WHAT IS REQUIRED :: Your answer should be the records below, repeated exactly as they stand.

RECORDS FOR THE TASK ::
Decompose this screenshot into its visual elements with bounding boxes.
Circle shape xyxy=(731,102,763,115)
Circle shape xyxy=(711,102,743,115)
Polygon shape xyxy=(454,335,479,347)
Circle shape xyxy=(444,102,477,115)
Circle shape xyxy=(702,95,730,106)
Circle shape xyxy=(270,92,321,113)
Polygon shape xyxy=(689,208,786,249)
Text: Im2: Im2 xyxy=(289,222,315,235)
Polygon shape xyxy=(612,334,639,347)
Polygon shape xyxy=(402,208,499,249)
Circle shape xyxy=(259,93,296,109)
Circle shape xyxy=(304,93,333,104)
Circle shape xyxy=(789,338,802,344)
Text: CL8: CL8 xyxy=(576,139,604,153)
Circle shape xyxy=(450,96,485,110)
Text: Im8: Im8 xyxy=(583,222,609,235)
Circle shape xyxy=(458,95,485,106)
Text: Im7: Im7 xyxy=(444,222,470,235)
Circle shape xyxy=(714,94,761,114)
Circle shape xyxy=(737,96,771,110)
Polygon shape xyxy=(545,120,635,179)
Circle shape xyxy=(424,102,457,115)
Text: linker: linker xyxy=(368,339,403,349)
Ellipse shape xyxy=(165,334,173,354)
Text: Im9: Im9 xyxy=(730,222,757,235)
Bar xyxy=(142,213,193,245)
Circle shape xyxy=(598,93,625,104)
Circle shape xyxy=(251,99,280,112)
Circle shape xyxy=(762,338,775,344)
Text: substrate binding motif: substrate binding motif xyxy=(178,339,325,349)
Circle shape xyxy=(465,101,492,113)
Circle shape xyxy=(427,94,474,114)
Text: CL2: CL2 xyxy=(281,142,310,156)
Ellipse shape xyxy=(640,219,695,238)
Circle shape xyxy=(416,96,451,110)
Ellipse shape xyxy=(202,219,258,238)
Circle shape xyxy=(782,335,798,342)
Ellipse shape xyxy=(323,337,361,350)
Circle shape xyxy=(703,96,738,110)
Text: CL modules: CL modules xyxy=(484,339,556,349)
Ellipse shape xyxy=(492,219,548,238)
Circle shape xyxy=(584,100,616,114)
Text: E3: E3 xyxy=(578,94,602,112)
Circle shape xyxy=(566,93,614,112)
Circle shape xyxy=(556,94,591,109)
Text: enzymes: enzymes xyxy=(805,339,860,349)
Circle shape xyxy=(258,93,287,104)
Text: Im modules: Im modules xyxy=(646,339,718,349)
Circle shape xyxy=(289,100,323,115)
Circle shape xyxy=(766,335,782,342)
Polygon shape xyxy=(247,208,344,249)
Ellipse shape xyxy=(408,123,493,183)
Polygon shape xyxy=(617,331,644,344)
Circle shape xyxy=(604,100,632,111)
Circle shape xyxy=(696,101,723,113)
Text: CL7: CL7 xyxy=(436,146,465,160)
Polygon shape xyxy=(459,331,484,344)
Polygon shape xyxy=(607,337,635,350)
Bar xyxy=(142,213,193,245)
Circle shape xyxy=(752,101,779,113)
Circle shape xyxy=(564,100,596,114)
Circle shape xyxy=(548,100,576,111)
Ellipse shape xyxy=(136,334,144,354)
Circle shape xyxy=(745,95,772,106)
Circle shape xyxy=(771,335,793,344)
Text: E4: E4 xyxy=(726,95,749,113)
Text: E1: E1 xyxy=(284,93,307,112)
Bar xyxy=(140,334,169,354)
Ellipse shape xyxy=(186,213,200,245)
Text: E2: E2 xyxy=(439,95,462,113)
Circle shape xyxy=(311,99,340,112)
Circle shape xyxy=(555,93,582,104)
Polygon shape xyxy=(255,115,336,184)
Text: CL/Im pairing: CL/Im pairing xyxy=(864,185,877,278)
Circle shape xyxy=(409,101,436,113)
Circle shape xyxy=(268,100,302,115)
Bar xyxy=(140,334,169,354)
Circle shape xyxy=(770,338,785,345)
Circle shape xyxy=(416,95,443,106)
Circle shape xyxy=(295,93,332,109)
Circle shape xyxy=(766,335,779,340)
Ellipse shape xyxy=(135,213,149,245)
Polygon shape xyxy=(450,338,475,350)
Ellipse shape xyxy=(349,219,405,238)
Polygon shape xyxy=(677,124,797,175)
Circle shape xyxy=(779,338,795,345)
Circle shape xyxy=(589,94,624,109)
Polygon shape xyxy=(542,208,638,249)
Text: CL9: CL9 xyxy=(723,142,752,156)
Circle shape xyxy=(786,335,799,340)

EXPECTED ANSWER ::
Decompose this screenshot into its visual elements with bounding boxes.
Circle shape xyxy=(731,102,763,115)
Circle shape xyxy=(711,102,743,115)
Polygon shape xyxy=(454,335,479,347)
Circle shape xyxy=(444,102,477,115)
Circle shape xyxy=(702,95,730,106)
Circle shape xyxy=(270,92,321,113)
Polygon shape xyxy=(689,208,786,249)
Text: Im2: Im2 xyxy=(289,222,315,235)
Polygon shape xyxy=(612,334,639,347)
Polygon shape xyxy=(402,208,499,249)
Circle shape xyxy=(259,93,296,109)
Circle shape xyxy=(304,93,333,104)
Circle shape xyxy=(789,338,802,344)
Text: CL8: CL8 xyxy=(576,139,604,153)
Circle shape xyxy=(450,96,485,110)
Text: Im8: Im8 xyxy=(583,222,609,235)
Circle shape xyxy=(458,95,485,106)
Text: Im7: Im7 xyxy=(444,222,470,235)
Circle shape xyxy=(714,94,761,114)
Circle shape xyxy=(737,96,771,110)
Polygon shape xyxy=(545,120,635,179)
Circle shape xyxy=(424,102,457,115)
Text: linker: linker xyxy=(368,339,403,349)
Ellipse shape xyxy=(165,334,173,354)
Text: Im9: Im9 xyxy=(730,222,757,235)
Bar xyxy=(142,213,193,245)
Circle shape xyxy=(598,93,625,104)
Circle shape xyxy=(251,99,280,112)
Circle shape xyxy=(762,338,775,344)
Text: substrate binding motif: substrate binding motif xyxy=(178,339,325,349)
Circle shape xyxy=(465,101,492,113)
Circle shape xyxy=(427,94,474,114)
Text: CL2: CL2 xyxy=(281,142,310,156)
Ellipse shape xyxy=(640,219,695,238)
Circle shape xyxy=(416,96,451,110)
Ellipse shape xyxy=(202,219,258,238)
Circle shape xyxy=(782,335,798,342)
Ellipse shape xyxy=(323,337,361,350)
Circle shape xyxy=(703,96,738,110)
Text: CL modules: CL modules xyxy=(484,339,556,349)
Ellipse shape xyxy=(492,219,548,238)
Circle shape xyxy=(584,100,616,114)
Text: E3: E3 xyxy=(578,94,602,112)
Circle shape xyxy=(566,93,614,112)
Circle shape xyxy=(556,94,591,109)
Text: enzymes: enzymes xyxy=(805,339,860,349)
Circle shape xyxy=(258,93,287,104)
Text: Im modules: Im modules xyxy=(646,339,718,349)
Circle shape xyxy=(289,100,323,115)
Circle shape xyxy=(766,335,782,342)
Polygon shape xyxy=(247,208,344,249)
Ellipse shape xyxy=(408,123,493,183)
Polygon shape xyxy=(617,331,644,344)
Circle shape xyxy=(604,100,632,111)
Circle shape xyxy=(696,101,723,113)
Text: CL7: CL7 xyxy=(436,146,465,160)
Polygon shape xyxy=(459,331,484,344)
Polygon shape xyxy=(607,337,635,350)
Bar xyxy=(142,213,193,245)
Circle shape xyxy=(752,101,779,113)
Circle shape xyxy=(564,100,596,114)
Circle shape xyxy=(548,100,576,111)
Ellipse shape xyxy=(136,334,144,354)
Circle shape xyxy=(745,95,772,106)
Circle shape xyxy=(771,335,793,344)
Text: E4: E4 xyxy=(726,95,749,113)
Text: E1: E1 xyxy=(284,93,307,112)
Bar xyxy=(140,334,169,354)
Ellipse shape xyxy=(186,213,200,245)
Text: E2: E2 xyxy=(439,95,462,113)
Circle shape xyxy=(311,99,340,112)
Circle shape xyxy=(555,93,582,104)
Polygon shape xyxy=(255,115,336,184)
Text: CL/Im pairing: CL/Im pairing xyxy=(864,185,877,278)
Circle shape xyxy=(409,101,436,113)
Circle shape xyxy=(268,100,302,115)
Bar xyxy=(140,334,169,354)
Circle shape xyxy=(770,338,785,345)
Circle shape xyxy=(416,95,443,106)
Circle shape xyxy=(295,93,332,109)
Circle shape xyxy=(766,335,779,340)
Ellipse shape xyxy=(135,213,149,245)
Polygon shape xyxy=(450,338,475,350)
Ellipse shape xyxy=(349,219,405,238)
Polygon shape xyxy=(677,124,797,175)
Circle shape xyxy=(779,338,795,345)
Circle shape xyxy=(589,94,624,109)
Polygon shape xyxy=(542,208,638,249)
Text: CL9: CL9 xyxy=(723,142,752,156)
Circle shape xyxy=(786,335,799,340)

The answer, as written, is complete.